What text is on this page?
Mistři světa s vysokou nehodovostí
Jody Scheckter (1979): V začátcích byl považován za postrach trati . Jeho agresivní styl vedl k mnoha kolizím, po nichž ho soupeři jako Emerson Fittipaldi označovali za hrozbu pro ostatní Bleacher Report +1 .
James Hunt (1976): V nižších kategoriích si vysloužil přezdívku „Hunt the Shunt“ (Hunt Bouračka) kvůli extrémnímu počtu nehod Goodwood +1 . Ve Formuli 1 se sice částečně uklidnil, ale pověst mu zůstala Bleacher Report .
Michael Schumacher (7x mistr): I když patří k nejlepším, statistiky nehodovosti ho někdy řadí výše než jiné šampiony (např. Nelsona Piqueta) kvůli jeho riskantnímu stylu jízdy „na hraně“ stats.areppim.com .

====

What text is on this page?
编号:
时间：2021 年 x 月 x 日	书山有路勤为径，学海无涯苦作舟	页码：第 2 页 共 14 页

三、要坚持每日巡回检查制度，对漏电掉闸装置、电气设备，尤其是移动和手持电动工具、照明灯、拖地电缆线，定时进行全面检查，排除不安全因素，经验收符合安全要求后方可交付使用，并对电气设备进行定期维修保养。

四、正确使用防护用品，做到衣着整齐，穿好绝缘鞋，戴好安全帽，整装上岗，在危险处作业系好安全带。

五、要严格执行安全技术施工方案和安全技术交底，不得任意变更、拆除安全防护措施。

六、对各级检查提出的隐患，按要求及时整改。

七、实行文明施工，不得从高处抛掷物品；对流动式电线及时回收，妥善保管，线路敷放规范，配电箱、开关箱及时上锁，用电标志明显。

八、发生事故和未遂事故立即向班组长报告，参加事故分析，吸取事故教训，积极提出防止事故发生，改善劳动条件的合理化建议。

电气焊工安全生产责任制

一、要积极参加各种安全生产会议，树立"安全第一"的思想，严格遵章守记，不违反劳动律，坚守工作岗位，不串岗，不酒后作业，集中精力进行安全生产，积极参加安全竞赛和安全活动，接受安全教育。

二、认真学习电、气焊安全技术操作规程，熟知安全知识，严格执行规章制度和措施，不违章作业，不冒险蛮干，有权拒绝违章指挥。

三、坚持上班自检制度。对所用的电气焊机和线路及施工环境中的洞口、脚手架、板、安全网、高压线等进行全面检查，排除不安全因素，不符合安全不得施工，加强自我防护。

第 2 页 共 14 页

====

_STATED EXERCISE_. From the listing above, copy every line that holds the string "排除不安全因素".

_TASK ANSWER_.
三、要坚持每日巡回检查制度，对漏电掉闸装置、电气设备，尤其是移动和手持电动工具、照明灯、拖地电缆线，定时进行全面检查，排除不安全因素，经验收符合安全要求后方可交付使用，并对电气设备进行定期维修保养。
三、坚持上班自检制度。对所用的电气焊机和线路及施工环境中的洞口、脚手架、板、安全网、高压线等进行全面检查，排除不安全因素，不符合安全不得施工，加强自我防护。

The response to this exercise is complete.